[Data entries]
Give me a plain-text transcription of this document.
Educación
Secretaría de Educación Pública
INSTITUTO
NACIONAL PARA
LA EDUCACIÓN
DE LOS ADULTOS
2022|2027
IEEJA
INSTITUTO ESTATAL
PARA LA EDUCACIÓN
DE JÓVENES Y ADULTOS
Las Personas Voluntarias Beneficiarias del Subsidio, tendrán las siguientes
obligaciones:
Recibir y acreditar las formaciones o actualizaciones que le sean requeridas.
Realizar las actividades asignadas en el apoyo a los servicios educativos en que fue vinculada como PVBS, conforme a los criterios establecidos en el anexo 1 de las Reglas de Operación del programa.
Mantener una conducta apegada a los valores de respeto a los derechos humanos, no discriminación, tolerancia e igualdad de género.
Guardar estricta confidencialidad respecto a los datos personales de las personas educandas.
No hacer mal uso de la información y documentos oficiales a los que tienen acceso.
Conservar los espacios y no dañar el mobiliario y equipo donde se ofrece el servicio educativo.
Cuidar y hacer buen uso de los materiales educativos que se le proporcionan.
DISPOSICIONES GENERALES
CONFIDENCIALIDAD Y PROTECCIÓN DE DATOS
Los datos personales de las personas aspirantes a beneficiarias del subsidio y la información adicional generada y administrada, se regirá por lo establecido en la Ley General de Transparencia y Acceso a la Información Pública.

YOUR GOAL: Your answer should be only the number of lines that hold the word "Pública".

RESULT: 2